>> START

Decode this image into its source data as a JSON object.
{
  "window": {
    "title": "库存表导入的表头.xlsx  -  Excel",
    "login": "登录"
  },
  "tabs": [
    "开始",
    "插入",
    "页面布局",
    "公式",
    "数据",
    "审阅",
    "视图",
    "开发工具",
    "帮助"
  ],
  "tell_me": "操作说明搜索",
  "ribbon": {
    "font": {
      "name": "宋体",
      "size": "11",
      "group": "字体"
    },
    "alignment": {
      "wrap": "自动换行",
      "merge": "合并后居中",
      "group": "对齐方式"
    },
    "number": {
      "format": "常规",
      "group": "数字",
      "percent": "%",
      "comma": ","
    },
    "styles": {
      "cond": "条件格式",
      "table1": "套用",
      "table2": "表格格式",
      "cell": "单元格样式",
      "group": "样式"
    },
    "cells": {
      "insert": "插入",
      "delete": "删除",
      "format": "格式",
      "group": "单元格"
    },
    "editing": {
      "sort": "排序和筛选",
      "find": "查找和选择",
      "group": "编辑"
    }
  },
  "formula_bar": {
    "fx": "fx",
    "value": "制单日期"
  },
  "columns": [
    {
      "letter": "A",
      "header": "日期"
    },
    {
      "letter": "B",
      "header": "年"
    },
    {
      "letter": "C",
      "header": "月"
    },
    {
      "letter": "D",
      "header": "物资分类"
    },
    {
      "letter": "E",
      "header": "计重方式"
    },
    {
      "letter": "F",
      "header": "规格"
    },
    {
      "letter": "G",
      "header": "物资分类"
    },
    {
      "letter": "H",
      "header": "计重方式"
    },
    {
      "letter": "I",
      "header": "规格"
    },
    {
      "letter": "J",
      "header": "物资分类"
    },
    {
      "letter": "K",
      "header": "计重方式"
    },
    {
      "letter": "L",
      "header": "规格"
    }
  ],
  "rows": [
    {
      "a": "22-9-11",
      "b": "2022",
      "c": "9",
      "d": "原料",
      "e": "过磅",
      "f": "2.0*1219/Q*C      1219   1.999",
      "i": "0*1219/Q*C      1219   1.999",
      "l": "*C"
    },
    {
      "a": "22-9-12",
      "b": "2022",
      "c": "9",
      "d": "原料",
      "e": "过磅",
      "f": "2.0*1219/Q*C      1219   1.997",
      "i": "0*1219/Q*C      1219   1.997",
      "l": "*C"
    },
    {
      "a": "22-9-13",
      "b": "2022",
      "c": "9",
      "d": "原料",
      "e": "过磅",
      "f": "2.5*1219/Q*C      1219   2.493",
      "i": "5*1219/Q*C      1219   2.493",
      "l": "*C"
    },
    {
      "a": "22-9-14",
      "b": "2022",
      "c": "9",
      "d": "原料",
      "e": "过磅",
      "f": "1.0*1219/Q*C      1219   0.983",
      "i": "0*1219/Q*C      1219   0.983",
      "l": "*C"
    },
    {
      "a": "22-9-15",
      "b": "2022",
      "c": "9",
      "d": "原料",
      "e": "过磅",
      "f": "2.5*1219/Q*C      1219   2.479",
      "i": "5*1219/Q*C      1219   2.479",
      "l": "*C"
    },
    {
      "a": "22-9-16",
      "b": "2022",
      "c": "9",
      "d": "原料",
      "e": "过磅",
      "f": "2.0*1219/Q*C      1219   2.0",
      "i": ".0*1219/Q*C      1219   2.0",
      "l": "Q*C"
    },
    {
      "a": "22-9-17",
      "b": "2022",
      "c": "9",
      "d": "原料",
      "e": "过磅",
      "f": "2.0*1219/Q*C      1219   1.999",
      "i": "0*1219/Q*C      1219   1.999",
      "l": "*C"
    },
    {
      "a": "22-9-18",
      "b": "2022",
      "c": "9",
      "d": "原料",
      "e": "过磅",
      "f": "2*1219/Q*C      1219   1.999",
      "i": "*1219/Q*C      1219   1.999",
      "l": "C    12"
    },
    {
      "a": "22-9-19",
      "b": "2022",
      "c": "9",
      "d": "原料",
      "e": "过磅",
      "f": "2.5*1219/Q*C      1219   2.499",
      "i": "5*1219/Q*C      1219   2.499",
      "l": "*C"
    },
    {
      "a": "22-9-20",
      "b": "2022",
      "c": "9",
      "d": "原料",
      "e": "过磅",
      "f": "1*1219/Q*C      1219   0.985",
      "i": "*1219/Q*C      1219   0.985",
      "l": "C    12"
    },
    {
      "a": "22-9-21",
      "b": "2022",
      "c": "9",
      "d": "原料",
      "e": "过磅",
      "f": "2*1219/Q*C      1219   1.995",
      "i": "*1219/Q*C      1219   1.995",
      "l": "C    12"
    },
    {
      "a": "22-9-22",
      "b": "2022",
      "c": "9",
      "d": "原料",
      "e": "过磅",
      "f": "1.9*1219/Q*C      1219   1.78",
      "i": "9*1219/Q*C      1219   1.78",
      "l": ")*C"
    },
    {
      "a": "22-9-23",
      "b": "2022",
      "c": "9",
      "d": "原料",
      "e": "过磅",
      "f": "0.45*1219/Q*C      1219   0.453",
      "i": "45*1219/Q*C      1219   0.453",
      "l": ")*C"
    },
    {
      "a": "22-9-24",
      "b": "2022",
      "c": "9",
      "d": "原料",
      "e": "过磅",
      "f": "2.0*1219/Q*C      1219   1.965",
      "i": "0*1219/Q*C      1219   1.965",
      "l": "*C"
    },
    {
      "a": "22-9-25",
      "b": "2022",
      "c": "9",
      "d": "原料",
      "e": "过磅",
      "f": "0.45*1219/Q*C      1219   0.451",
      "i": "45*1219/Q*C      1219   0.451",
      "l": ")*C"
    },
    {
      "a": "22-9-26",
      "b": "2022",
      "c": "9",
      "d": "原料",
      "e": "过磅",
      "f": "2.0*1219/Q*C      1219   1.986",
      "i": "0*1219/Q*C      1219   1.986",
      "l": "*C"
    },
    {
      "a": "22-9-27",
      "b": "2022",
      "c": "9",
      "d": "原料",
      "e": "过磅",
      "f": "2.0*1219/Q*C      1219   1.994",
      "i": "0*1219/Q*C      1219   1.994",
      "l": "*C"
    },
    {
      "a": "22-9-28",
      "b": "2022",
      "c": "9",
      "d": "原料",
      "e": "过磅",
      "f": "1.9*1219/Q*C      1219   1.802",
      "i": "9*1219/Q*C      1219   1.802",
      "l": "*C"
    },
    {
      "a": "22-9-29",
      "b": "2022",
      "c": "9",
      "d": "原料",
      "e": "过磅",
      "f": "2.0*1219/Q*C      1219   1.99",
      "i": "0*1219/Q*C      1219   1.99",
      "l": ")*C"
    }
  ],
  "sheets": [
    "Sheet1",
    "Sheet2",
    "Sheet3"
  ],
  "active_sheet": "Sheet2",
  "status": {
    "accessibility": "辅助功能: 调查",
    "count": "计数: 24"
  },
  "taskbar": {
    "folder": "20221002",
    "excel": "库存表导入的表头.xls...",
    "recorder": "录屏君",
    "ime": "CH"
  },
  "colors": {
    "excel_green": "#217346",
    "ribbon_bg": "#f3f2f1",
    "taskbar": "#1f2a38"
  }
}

>> END

CHALLENGE: Extract all of the data shown above without alteration.

ANSWER TO THIS TASK:
Decode this image into its source data as a JSON object.
{
  "window": {
    "title": "库存表导入的表头.xlsx  -  Excel",
    "login": "登录"
  },
  "tabs": [
    "开始",
    "插入",
    "页面布局",
    "公式",
    "数据",
    "审阅",
    "视图",
    "开发工具",
    "帮助"
  ],
  "tell_me": "操作说明搜索",
  "ribbon": {
    "font": {
      "name": "宋体",
      "size": "11",
      "group": "字体"
    },
    "alignment": {
      "wrap": "自动换行",
      "merge": "合并后居中",
      "group": "对齐方式"
    },
    "number": {
      "format": "常规",
      "group": "数字",
      "percent": "%",
      "comma": ","
    },
    "styles": {
      "cond": "条件格式",
      "table1": "套用",
      "table2": "表格格式",
      "cell": "单元格样式",
      "group": "样式"
    },
    "cells": {
      "insert": "插入",
      "delete": "删除",
      "format": "格式",
      "group": "单元格"
    },
    "editing": {
      "sort": "排序和筛选",
      "find": "查找和选择",
      "group": "编辑"
    }
  },
  "formula_bar": {
    "fx": "fx",
    "value": "制单日期"
  },
  "columns": [
    {
      "letter": "A",
      "header": "日期"
    },
    {
      "letter": "B",
      "header": "年"
    },
    {
      "letter": "C",
      "header": "月"
    },
    {
      "letter": "D",
      "header": "物资分类"
    },
    {
      "letter": "E",
      "header": "计重方式"
    },
    {
      "letter": "F",
      "header": "规格"
    },
    {
      "letter": "G",
      "header": "物资分类"
    },
    {
      "letter": "H",
      "header": "计重方式"
    },
    {
      "letter": "I",
      "header": "规格"
    },
    {
      "letter": "J",
      "header": "物资分类"
    },
    {
      "letter": "K",
      "header": "计重方式"
    },
    {
      "letter": "L",
      "header": "规格"
    }
  ],
  "rows": [
    {
      "a": "22-9-11",
      "b": "2022",
      "c": "9",
      "d": "原料",
      "e": "过磅",
      "f": "2.0*1219/Q*C      1219   1.999",
      "i": "0*1219/Q*C      1219   1.999",
      "l": "*C"
    },
    {
      "a": "22-9-12",
      "b": "2022",
      "c": "9",
      "d": "原料",
      "e": "过磅",
      "f": "2.0*1219/Q*C      1219   1.997",
      "i": "0*1219/Q*C      1219   1.997",
      "l": "*C"
    },
    {
      "a": "22-9-13",
      "b": "2022",
      "c": "9",
      "d": "原料",
      "e": "过磅",
      "f": "2.5*1219/Q*C      1219   2.493",
      "i": "5*1219/Q*C      1219   2.493",
      "l": "*C"
    },
    {
      "a": "22-9-14",
      "b": "2022",
      "c": "9",
      "d": "原料",
      "e": "过磅",
      "f": "1.0*1219/Q*C      1219   0.983",
      "i": "0*1219/Q*C      1219   0.983",
      "l": "*C"
    },
    {
      "a": "22-9-15",
      "b": "2022",
      "c": "9",
      "d": "原料",
      "e": "过磅",
      "f": "2.5*1219/Q*C      1219   2.479",
      "i": "5*1219/Q*C      1219   2.479",
      "l": "*C"
    },
    {
      "a": "22-9-16",
      "b": "2022",
      "c": "9",
      "d": "原料",
      "e": "过磅",
      "f": "2.0*1219/Q*C      1219   2.0",
      "i": ".0*1219/Q*C      1219   2.0",
      "l": "Q*C"
    },
    {
      "a": "22-9-17",
      "b": "2022",
      "c": "9",
      "d": "原料",
      "e": "过磅",
      "f": "2.0*1219/Q*C      1219   1.999",
      "i": "0*1219/Q*C      1219   1.999",
      "l": "*C"
    },
    {
      "a": "22-9-18",
      "b": "2022",
      "c": "9",
      "d": "原料",
      "e": "过磅",
      "f": "2*1219/Q*C      1219   1.999",
      "i": "*1219/Q*C      1219   1.999",
      "l": "C    12"
    },
    {
      "a": "22-9-19",
      "b": "2022",
      "c": "9",
      "d": "原料",
      "e": "过磅",
      "f": "2.5*1219/Q*C      1219   2.499",
      "i": "5*1219/Q*C      1219   2.499",
      "l": "*C"
    },
    {
      "a": "22-9-20",
      "b": "2022",
      "c": "9",
      "d": "原料",
      "e": "过磅",
      "f": "1*1219/Q*C      1219   0.985",
      "i": "*1219/Q*C      1219   0.985",
      "l": "C    12"
    },
    {
      "a": "22-9-21",
      "b": "2022",
      "c": "9",
      "d": "原料",
      "e": "过磅",
      "f": "2*1219/Q*C      1219   1.995",
      "i": "*1219/Q*C      1219   1.995",
      "l": "C    12"
    },
    {
      "a": "22-9-22",
      "b": "2022",
      "c": "9",
      "d": "原料",
      "e": "过磅",
      "f": "1.9*1219/Q*C      1219   1.78",
      "i": "9*1219/Q*C      1219   1.78",
      "l": ")*C"
    },
    {
      "a": "22-9-23",
      "b": "2022",
      "c": "9",
      "d": "原料",
      "e": "过磅",
      "f": "0.45*1219/Q*C      1219   0.453",
      "i": "45*1219/Q*C      1219   0.453",
      "l": ")*C"
    },
    {
      "a": "22-9-24",
      "b": "2022",
      "c": "9",
      "d": "原料",
      "e": "过磅",
      "f": "2.0*1219/Q*C      1219   1.965",
      "i": "0*1219/Q*C      1219   1.965",
      "l": "*C"
    },
    {
      "a": "22-9-25",
      "b": "2022",
      "c": "9",
      "d": "原料",
      "e": "过磅",
      "f": "0.45*1219/Q*C      1219   0.451",
      "i": "45*1219/Q*C      1219   0.451",
      "l": ")*C"
    },
    {
      "a": "22-9-26",
      "b": "2022",
      "c": "9",
      "d": "原料",
      "e": "过磅",
      "f": "2.0*1219/Q*C      1219   1.986",
      "i": "0*1219/Q*C      1219   1.986",
      "l": "*C"
    },
    {
      "a": "22-9-27",
      "b": "2022",
      "c": "9",
      "d": "原料",
      "e": "过磅",
      "f": "2.0*1219/Q*C      1219   1.994",
      "i": "0*1219/Q*C      1219   1.994",
      "l": "*C"
    },
    {
      "a": "22-9-28",
      "b": "2022",
      "c": "9",
      "d": "原料",
      "e": "过磅",
      "f": "1.9*1219/Q*C      1219   1.802",
      "i": "9*1219/Q*C      1219   1.802",
      "l": "*C"
    },
    {
      "a": "22-9-29",
      "b": "2022",
      "c": "9",
      "d": "原料",
      "e": "过磅",
      "f": "2.0*1219/Q*C      1219   1.99",
      "i": "0*1219/Q*C      1219   1.99",
      "l": ")*C"
    }
  ],
  "sheets": [
    "Sheet1",
    "Sheet2",
    "Sheet3"
  ],
  "active_sheet": "Sheet2",
  "status": {
    "accessibility": "辅助功能: 调查",
    "count": "计数: 24"
  },
  "taskbar": {
    "folder": "20221002",
    "excel": "库存表导入的表头.xls...",
    "recorder": "录屏君",
    "ime": "CH"
  },
  "colors": {
    "excel_green": "#217346",
    "ribbon_bg": "#f3f2f1",
    "taskbar": "#1f2a38"
  }
}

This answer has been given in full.